#### EXERCISE:
Transcribe the listing verbatim. Do not carry over any pictures.

#### SUPPLIED RECORDS:

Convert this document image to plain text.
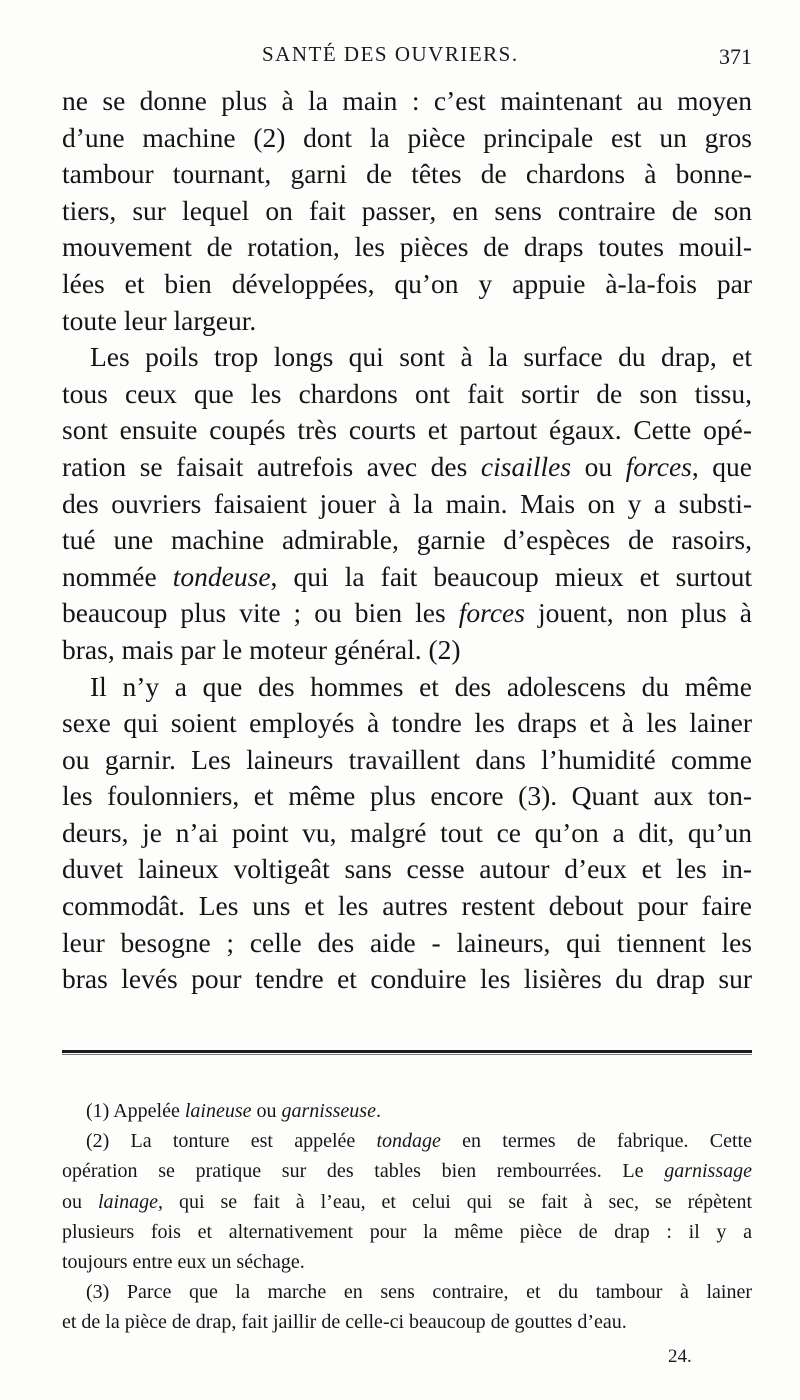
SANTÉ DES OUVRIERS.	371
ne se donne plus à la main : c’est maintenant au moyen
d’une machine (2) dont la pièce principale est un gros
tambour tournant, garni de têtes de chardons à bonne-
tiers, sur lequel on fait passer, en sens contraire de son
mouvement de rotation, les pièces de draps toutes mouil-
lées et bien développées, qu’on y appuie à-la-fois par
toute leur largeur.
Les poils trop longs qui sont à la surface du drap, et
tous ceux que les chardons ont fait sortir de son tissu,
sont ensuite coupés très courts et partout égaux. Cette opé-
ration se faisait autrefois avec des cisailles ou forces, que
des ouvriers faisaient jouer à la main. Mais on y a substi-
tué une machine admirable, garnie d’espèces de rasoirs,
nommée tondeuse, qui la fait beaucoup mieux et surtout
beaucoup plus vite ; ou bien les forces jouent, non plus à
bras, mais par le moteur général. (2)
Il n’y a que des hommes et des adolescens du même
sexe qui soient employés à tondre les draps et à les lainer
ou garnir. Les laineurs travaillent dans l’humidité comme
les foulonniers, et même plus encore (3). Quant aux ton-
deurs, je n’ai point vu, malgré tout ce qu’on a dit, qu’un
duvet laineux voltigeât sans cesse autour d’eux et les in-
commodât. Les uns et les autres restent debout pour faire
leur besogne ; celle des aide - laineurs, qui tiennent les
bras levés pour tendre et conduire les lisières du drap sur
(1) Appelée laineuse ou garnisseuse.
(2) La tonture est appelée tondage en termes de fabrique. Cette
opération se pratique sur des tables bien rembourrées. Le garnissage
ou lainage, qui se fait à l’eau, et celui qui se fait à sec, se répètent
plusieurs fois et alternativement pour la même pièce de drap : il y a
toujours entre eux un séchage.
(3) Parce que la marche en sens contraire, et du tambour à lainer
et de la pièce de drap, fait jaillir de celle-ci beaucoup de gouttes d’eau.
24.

#### RESULT:
Convert this document image to plain text.
SANTÉ DES OUVRIERS.	371
ne se donne plus à la main : c’est maintenant au moyen
d’une machine (2) dont la pièce principale est un gros
tambour tournant, garni de têtes de chardons à bonne-
tiers, sur lequel on fait passer, en sens contraire de son
mouvement de rotation, les pièces de draps toutes mouil-
lées et bien développées, qu’on y appuie à-la-fois par
toute leur largeur.
Les poils trop longs qui sont à la surface du drap, et
tous ceux que les chardons ont fait sortir de son tissu,
sont ensuite coupés très courts et partout égaux. Cette opé-
ration se faisait autrefois avec des cisailles ou forces, que
des ouvriers faisaient jouer à la main. Mais on y a substi-
tué une machine admirable, garnie d’espèces de rasoirs,
nommée tondeuse, qui la fait beaucoup mieux et surtout
beaucoup plus vite ; ou bien les forces jouent, non plus à
bras, mais par le moteur général. (2)
Il n’y a que des hommes et des adolescens du même
sexe qui soient employés à tondre les draps et à les lainer
ou garnir. Les laineurs travaillent dans l’humidité comme
les foulonniers, et même plus encore (3). Quant aux ton-
deurs, je n’ai point vu, malgré tout ce qu’on a dit, qu’un
duvet laineux voltigeât sans cesse autour d’eux et les in-
commodât. Les uns et les autres restent debout pour faire
leur besogne ; celle des aide - laineurs, qui tiennent les
bras levés pour tendre et conduire les lisières du drap sur
(1) Appelée laineuse ou garnisseuse.
(2) La tonture est appelée tondage en termes de fabrique. Cette
opération se pratique sur des tables bien rembourrées. Le garnissage
ou lainage, qui se fait à l’eau, et celui qui se fait à sec, se répètent
plusieurs fois et alternativement pour la même pièce de drap : il y a
toujours entre eux un séchage.
(3) Parce que la marche en sens contraire, et du tambour à lainer
et de la pièce de drap, fait jaillir de celle-ci beaucoup de gouttes d’eau.
24.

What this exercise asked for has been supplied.